Information supplied =
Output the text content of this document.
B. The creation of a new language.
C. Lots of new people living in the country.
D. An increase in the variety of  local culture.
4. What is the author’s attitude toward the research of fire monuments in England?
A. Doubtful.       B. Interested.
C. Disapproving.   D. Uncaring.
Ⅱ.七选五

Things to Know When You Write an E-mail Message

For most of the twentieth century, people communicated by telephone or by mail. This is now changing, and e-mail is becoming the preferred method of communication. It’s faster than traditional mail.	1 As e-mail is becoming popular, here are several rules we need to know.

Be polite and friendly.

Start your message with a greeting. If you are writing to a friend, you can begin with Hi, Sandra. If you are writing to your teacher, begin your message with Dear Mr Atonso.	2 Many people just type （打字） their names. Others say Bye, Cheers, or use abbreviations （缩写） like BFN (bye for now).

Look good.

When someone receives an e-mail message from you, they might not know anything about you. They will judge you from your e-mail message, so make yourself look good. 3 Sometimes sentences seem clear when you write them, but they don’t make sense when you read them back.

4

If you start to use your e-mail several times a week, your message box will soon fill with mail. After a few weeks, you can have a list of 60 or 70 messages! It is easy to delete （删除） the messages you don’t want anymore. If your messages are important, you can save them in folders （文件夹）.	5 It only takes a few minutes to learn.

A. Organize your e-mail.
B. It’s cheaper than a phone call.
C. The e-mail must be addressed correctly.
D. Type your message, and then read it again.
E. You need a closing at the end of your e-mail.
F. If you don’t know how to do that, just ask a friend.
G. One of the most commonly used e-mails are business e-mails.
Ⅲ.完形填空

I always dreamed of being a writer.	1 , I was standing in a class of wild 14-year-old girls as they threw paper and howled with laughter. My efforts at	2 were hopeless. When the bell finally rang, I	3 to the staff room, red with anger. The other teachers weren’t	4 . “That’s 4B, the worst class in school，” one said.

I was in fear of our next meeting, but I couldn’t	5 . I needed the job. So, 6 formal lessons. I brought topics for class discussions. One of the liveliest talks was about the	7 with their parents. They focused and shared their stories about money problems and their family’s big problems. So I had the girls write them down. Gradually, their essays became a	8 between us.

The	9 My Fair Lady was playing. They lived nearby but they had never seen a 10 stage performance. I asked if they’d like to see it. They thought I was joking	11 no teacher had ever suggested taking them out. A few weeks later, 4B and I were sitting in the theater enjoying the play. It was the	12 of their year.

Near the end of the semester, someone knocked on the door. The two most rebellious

...

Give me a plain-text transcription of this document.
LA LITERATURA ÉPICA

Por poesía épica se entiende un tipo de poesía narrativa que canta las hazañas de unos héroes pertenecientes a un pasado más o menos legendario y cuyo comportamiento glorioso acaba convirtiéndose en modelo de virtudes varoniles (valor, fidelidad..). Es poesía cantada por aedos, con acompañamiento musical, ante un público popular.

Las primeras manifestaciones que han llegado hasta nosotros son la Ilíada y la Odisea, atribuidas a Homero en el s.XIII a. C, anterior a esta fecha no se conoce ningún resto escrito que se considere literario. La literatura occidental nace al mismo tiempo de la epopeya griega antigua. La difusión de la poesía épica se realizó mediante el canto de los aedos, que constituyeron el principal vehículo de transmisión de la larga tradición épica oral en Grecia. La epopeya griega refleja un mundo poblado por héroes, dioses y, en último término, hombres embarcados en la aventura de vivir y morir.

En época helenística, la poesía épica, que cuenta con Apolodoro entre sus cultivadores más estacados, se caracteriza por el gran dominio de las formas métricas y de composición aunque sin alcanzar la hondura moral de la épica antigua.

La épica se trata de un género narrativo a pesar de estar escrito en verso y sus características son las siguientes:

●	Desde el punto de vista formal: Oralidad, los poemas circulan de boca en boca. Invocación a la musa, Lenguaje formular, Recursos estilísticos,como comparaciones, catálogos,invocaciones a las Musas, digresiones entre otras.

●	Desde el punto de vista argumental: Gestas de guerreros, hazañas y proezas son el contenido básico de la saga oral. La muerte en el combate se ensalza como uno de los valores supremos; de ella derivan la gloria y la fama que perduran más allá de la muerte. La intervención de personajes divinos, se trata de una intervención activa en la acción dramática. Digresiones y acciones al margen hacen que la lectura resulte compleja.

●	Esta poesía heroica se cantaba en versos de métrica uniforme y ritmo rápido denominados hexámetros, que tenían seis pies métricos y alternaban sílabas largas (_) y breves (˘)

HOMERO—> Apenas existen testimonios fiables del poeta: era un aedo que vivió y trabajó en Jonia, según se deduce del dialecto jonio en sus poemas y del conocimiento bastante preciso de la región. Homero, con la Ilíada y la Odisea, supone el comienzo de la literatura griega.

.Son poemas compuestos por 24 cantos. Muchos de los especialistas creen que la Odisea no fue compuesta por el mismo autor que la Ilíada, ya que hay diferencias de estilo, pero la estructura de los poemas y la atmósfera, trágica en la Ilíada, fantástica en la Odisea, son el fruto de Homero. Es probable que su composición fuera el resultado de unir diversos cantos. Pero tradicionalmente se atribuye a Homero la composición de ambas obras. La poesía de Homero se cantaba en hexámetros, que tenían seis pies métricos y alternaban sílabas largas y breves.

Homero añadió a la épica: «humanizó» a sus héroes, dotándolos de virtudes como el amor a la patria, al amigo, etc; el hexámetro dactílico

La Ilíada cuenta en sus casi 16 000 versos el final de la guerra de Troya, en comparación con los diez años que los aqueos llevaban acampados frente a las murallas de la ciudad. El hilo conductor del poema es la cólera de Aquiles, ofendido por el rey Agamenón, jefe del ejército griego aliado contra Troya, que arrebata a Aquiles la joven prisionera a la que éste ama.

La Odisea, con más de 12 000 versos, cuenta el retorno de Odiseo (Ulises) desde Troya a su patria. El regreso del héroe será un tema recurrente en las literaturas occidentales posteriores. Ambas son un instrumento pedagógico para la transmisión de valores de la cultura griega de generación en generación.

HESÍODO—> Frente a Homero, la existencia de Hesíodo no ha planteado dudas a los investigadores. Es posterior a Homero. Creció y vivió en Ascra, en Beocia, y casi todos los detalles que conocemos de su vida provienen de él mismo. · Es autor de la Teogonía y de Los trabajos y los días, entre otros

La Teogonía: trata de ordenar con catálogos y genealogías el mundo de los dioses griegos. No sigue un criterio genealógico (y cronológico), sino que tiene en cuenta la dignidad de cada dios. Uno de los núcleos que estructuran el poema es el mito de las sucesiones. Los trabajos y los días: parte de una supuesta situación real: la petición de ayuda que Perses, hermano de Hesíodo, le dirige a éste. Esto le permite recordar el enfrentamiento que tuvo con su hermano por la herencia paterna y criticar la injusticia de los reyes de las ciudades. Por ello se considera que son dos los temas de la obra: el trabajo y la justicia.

* * *

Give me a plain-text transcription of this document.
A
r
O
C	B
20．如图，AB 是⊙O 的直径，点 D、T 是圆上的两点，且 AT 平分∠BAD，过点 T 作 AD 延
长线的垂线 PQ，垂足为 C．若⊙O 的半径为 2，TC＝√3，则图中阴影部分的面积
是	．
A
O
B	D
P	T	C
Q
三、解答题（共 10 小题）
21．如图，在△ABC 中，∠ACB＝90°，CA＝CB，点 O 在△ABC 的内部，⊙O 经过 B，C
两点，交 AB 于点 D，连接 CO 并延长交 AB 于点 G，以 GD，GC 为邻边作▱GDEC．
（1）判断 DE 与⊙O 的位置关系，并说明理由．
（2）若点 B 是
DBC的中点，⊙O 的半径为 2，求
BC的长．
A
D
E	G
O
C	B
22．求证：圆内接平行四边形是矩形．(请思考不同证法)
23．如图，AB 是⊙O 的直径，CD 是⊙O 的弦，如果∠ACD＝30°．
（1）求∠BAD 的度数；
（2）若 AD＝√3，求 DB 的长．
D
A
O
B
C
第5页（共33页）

Aim of the task = Read the entries and pick out all lines that include the word "than".

Full response =
For most of the twentieth century, people communicated by telephone or by mail. This is now changing, and e-mail is becoming the preferred method of communication. It’s faster than traditional mail.	1 As e-mail is becoming popular, here are several rules we need to know.
B. It’s cheaper than a phone call.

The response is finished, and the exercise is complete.